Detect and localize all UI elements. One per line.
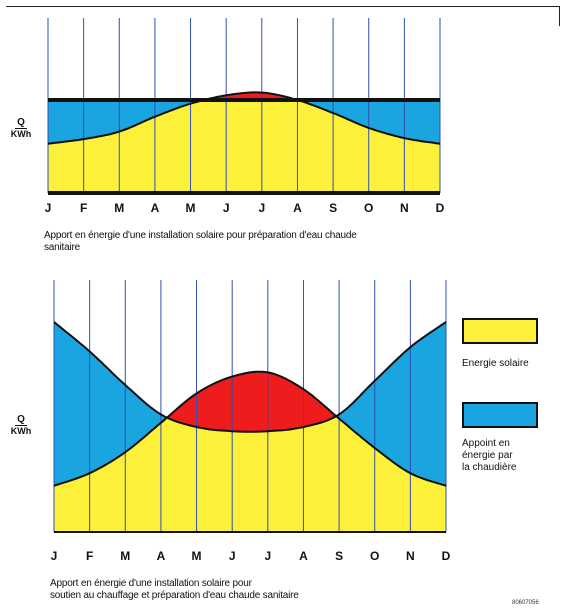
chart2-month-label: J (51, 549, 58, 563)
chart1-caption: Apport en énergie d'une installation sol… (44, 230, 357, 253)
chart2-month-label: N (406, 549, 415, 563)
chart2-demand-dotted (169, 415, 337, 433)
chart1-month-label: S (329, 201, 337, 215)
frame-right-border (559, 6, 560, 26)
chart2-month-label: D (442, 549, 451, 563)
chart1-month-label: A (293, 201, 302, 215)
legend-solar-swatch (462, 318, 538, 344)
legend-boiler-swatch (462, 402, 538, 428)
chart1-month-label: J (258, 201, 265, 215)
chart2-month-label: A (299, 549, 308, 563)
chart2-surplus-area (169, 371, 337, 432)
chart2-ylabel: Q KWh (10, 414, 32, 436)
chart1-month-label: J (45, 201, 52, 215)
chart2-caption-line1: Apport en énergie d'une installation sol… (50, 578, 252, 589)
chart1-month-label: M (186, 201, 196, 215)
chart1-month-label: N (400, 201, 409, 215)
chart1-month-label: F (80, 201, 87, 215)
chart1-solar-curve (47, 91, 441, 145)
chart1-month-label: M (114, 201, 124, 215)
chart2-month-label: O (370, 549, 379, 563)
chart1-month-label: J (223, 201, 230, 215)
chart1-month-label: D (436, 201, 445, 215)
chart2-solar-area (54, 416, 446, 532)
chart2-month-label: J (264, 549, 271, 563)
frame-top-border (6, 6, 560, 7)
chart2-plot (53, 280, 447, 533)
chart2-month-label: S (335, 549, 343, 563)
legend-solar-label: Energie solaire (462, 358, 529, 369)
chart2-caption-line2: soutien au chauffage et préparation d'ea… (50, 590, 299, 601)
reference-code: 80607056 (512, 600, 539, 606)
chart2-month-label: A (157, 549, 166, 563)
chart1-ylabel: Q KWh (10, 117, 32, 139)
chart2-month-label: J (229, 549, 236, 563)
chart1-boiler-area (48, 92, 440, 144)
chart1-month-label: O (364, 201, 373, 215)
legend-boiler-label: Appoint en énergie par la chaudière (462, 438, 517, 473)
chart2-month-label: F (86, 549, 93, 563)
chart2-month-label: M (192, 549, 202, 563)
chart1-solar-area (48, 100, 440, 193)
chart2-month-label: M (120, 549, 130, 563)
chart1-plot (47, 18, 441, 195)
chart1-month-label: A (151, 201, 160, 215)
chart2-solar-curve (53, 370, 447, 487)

#####

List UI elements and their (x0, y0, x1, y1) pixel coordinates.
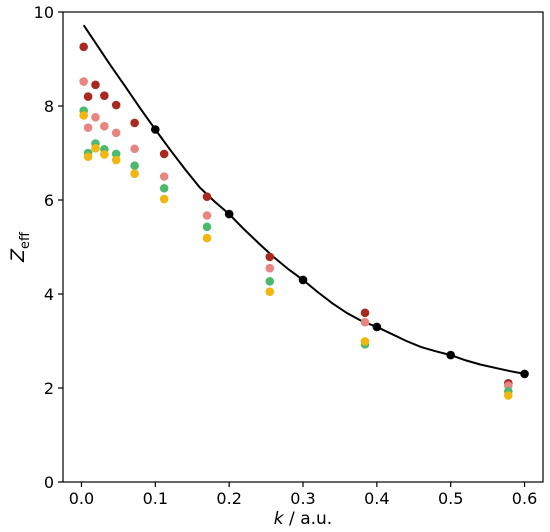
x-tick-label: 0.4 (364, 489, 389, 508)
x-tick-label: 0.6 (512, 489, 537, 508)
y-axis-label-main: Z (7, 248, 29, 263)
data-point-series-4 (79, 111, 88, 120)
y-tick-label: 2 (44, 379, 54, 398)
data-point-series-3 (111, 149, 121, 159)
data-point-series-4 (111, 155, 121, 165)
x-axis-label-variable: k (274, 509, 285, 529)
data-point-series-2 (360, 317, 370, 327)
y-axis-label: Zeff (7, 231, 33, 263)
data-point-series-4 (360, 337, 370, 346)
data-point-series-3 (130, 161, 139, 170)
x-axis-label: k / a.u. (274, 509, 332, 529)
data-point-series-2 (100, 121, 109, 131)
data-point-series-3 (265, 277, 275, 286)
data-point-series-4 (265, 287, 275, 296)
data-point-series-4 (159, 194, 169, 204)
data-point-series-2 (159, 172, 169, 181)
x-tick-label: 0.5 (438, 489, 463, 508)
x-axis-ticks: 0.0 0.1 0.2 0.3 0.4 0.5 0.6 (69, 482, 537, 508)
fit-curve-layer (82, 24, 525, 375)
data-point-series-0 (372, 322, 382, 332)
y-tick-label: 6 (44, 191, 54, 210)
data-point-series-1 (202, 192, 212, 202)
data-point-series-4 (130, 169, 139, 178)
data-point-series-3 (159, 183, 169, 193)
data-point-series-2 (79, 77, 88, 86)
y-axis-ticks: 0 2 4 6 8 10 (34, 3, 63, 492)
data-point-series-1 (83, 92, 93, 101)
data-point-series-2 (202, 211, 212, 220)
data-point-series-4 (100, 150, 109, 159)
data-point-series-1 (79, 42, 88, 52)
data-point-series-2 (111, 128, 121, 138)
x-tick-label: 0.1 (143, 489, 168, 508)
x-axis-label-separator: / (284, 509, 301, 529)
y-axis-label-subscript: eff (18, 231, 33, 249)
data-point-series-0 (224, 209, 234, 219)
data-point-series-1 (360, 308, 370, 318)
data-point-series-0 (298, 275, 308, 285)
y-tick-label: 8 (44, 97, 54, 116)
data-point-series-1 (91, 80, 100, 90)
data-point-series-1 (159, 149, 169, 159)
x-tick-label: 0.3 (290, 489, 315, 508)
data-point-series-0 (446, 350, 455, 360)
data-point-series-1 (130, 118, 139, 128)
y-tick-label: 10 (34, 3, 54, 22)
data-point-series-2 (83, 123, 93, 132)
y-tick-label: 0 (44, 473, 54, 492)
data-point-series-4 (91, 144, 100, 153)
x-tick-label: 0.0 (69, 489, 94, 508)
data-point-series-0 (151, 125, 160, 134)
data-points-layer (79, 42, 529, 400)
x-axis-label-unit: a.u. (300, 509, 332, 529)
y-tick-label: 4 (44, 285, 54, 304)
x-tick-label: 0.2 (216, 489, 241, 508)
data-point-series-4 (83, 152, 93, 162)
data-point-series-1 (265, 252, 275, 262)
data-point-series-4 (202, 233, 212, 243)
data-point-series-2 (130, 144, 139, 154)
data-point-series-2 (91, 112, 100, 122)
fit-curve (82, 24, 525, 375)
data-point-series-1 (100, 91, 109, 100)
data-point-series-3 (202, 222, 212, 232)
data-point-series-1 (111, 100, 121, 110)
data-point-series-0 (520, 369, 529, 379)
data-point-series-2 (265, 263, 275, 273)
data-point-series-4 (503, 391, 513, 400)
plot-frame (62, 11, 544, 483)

#####

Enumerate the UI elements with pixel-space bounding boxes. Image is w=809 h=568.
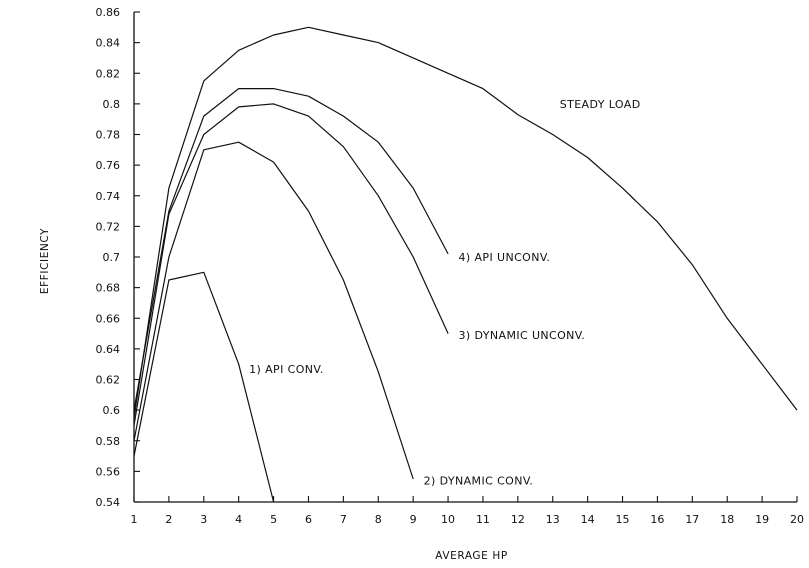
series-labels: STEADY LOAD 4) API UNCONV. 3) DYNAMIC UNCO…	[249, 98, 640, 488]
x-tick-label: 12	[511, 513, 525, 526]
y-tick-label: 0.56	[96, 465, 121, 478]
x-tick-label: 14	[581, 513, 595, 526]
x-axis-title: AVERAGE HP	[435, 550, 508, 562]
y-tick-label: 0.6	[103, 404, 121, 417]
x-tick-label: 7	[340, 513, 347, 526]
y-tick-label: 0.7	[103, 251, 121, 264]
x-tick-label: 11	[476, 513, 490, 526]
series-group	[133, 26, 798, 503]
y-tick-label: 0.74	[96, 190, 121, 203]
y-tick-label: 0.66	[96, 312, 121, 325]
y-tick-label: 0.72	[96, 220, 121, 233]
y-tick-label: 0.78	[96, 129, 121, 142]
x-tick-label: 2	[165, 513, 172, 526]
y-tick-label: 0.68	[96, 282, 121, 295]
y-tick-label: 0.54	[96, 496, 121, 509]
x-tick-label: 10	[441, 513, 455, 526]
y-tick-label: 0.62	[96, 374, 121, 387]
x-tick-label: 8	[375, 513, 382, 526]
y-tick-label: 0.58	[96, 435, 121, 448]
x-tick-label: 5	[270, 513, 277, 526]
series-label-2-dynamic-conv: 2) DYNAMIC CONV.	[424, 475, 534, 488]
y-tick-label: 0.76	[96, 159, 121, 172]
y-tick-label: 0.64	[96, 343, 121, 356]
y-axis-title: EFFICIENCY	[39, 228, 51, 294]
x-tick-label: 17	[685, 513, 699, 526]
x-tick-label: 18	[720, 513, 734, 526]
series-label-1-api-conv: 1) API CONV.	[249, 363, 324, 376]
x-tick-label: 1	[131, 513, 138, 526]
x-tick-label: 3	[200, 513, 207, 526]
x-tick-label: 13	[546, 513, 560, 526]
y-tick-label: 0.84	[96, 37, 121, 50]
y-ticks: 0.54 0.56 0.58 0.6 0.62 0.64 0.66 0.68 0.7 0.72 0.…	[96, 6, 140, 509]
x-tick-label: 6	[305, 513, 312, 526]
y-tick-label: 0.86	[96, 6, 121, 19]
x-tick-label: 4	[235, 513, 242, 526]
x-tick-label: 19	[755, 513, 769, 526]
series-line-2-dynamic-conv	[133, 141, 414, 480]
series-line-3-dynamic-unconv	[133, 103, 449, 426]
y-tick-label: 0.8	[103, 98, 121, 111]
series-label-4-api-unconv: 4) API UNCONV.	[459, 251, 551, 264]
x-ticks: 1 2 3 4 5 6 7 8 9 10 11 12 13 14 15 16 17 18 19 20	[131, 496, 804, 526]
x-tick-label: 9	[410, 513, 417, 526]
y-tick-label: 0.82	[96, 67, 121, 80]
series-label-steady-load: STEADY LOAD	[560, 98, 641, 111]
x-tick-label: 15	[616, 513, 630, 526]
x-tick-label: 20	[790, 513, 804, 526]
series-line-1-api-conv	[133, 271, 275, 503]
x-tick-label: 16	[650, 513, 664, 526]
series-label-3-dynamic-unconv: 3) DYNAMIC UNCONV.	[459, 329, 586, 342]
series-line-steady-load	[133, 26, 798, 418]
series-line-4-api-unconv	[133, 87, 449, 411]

#####

__TASK TO COMPLETE__
Turn the entries from the line containing "chart2-month-label: J (51, 549, 58, 563)" through the line containing "legend-boiler-label: Appoint en" into a numbered list, leaving out any blank lines.

__RESPONSE__
1. chart2-month-label: J (51, 549, 58, 563)
2. chart1-caption: Apport en énergie d'une installation sol… (44, 230, 357, 253)
3. chart2-month-label: N (406, 549, 415, 563)
4. chart2-demand-dotted (169, 415, 337, 433)
5. chart1-month-label: S (329, 201, 337, 215)
6. frame-right-border (559, 6, 560, 26)
7. chart2-month-label: D (442, 549, 451, 563)
8. chart1-month-label: A (293, 201, 302, 215)
9. legend-solar-swatch (462, 318, 538, 344)
10. legend-boiler-swatch (462, 402, 538, 428)
11. chart1-month-label: J (258, 201, 265, 215)
12. chart2-month-label: A (299, 549, 308, 563)
13. chart2-surplus-area (169, 371, 337, 432)
14. chart2-ylabel: Q KWh (10, 414, 32, 436)
15. chart1-month-label: J (45, 201, 52, 215)
16. chart2-caption-line1: Apport en énergie d'une installation sol… (50, 578, 252, 589)
17. chart1-month-label: M (186, 201, 196, 215)
18. chart1-month-label: N (400, 201, 409, 215)
19. chart1-month-label: F (80, 201, 87, 215)
20. chart1-solar-curve (47, 91, 441, 145)
21. chart1-month-label: M (114, 201, 124, 215)
22. chart2-month-label: O (370, 549, 379, 563)
23. chart1-month-label: J (223, 201, 230, 215)
24. chart1-month-label: D (436, 201, 445, 215)
25. chart2-solar-area (54, 416, 446, 532)
26. chart2-month-label: J (264, 549, 271, 563)
27. frame-top-border (6, 6, 560, 7)
28. chart2-plot (53, 280, 447, 533)
29. chart2-month-label: S (335, 549, 343, 563)
30. legend-solar-label: Energie solaire (462, 358, 529, 369)
31. chart2-caption-line2: soutien au chauffage et préparation d'ea… (50, 590, 299, 601)
32. reference-code: 80607056 (512, 600, 539, 606)
33. chart2-month-label: A (157, 549, 166, 563)
34. chart1-ylabel: Q KWh (10, 117, 32, 139)
35. chart2-month-label: J (229, 549, 236, 563)
36. chart1-boiler-area (48, 92, 440, 144)
37. chart1-month-label: O (364, 201, 373, 215)
38. legend-boiler-label: Appoint en énergie par la chaudière (462, 438, 517, 473)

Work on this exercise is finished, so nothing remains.